__Task to complete__
Each line below either holds the string "never" or doesn't. Count those that do and give only the number.

Saved data entries:
= = = = =

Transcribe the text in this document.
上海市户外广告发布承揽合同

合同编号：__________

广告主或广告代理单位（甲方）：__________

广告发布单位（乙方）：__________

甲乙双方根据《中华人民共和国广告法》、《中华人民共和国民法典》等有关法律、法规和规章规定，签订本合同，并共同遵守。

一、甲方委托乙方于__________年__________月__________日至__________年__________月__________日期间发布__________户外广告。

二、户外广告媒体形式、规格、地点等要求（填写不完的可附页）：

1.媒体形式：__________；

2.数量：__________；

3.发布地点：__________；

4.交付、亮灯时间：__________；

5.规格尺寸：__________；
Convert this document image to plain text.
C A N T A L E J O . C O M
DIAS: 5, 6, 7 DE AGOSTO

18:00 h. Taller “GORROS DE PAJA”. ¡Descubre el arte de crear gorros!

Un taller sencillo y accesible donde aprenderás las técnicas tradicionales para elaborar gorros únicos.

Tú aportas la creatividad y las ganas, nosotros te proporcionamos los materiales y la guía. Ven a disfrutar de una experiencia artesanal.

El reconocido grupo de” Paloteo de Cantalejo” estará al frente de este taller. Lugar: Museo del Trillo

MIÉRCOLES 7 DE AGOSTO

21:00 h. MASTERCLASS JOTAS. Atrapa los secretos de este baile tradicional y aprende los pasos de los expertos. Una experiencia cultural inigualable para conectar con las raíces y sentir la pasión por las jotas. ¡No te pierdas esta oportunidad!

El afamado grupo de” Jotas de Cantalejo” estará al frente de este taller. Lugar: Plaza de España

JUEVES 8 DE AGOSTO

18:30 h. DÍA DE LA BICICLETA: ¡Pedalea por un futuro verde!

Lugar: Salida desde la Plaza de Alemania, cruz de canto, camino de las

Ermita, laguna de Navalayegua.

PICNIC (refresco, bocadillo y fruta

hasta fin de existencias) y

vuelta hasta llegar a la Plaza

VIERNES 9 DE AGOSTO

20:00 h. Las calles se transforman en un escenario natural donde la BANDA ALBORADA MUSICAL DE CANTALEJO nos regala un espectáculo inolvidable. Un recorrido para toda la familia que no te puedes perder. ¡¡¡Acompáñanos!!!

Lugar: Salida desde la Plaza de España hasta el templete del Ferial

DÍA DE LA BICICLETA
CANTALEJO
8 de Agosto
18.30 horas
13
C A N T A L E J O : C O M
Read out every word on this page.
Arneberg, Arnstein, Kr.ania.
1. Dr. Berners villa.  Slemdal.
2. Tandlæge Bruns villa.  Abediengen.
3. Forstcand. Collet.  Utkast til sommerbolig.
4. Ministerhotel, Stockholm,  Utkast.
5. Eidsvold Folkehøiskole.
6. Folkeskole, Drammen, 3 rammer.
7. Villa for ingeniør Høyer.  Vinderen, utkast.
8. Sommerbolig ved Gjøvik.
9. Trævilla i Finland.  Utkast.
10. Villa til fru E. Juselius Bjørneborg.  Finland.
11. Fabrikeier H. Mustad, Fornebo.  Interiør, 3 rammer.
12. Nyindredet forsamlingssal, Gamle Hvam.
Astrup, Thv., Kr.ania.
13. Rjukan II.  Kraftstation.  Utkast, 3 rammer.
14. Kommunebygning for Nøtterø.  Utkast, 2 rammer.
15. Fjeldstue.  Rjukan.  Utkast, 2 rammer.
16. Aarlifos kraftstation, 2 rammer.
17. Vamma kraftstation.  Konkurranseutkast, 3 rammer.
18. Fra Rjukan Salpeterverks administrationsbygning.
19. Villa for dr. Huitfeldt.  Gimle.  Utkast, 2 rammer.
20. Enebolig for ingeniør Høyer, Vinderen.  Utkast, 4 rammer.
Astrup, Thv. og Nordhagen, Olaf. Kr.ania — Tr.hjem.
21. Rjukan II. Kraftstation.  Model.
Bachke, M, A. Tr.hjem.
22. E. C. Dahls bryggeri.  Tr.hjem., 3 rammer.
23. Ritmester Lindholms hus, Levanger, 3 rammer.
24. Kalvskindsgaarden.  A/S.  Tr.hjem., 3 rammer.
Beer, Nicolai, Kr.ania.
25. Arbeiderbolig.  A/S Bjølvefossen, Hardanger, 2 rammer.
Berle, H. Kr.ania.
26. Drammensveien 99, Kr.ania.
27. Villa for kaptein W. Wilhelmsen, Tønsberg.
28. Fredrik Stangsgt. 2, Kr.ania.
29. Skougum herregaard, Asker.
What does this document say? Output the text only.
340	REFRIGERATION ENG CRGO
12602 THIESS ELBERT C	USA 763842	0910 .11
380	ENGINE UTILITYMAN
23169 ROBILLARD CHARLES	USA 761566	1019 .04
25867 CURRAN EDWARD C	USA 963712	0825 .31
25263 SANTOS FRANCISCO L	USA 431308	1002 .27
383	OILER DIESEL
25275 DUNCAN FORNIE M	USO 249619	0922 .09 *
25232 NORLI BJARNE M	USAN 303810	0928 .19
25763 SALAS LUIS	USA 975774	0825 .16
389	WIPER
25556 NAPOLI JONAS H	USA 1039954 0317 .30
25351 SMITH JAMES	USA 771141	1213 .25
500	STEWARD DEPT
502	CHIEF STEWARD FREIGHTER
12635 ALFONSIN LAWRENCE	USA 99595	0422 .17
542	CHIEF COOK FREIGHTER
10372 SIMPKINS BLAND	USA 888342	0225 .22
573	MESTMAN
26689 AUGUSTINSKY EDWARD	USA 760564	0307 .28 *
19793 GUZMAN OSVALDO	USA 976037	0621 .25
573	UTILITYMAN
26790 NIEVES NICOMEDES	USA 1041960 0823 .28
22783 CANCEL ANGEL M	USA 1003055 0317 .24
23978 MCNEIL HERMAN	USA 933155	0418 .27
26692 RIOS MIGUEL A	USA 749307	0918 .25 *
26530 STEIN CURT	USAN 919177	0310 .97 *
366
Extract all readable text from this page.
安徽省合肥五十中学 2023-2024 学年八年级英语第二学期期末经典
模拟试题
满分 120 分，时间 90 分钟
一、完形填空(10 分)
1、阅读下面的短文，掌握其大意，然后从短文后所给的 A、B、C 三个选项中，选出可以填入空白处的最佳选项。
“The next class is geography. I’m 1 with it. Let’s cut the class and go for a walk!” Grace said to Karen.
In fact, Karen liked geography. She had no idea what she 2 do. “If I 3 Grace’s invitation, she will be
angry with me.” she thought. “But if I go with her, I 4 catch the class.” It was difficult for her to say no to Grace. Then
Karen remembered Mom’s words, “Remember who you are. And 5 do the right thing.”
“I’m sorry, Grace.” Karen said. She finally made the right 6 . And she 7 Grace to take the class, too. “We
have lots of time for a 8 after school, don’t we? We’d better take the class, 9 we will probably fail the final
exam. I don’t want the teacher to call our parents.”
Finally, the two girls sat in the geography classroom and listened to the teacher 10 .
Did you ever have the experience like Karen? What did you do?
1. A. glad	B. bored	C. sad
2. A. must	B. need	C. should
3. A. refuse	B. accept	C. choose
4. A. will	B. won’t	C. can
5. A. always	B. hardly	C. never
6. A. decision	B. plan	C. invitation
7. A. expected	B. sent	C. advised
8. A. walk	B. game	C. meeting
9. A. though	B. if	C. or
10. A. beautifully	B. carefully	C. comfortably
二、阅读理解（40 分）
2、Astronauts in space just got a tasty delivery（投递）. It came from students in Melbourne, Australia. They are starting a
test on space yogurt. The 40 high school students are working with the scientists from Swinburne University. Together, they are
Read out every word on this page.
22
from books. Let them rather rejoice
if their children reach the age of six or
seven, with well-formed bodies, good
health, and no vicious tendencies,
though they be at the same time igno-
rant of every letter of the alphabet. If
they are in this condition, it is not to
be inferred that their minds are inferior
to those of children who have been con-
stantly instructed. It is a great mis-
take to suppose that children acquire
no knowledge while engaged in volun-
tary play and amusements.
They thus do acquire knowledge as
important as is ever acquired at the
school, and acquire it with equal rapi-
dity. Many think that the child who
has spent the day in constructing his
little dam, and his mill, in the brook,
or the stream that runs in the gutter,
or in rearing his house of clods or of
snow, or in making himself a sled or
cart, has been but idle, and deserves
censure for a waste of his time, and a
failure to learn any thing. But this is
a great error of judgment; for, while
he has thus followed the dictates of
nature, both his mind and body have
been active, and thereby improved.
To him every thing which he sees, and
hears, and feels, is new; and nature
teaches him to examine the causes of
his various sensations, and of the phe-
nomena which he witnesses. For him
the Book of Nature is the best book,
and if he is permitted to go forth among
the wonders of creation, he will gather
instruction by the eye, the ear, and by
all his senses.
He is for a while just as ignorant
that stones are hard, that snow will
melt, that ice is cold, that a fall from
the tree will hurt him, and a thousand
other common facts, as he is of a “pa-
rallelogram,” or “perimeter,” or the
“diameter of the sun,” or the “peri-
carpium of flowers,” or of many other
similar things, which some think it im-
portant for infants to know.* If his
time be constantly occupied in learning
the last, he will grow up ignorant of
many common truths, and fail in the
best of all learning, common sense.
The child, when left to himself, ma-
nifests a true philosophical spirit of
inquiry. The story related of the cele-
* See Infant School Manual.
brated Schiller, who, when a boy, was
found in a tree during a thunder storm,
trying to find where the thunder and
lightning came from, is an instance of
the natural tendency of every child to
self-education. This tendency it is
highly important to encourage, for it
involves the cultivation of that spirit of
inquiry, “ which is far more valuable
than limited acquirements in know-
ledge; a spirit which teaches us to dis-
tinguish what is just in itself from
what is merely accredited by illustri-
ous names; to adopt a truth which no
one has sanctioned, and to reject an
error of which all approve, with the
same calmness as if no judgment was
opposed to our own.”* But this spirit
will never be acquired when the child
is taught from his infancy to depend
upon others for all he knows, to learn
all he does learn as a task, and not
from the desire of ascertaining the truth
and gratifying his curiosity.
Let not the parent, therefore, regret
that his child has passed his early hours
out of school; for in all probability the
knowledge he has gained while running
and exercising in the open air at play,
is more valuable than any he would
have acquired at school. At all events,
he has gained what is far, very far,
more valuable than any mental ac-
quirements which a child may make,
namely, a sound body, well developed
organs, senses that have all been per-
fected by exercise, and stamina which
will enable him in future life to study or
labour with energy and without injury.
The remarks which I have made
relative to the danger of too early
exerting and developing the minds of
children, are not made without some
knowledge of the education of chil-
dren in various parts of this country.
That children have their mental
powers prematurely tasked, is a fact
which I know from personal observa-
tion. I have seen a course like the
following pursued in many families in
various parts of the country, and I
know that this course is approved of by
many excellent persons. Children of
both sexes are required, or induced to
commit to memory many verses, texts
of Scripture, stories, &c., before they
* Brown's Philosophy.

= = = = =

__Correct response__
2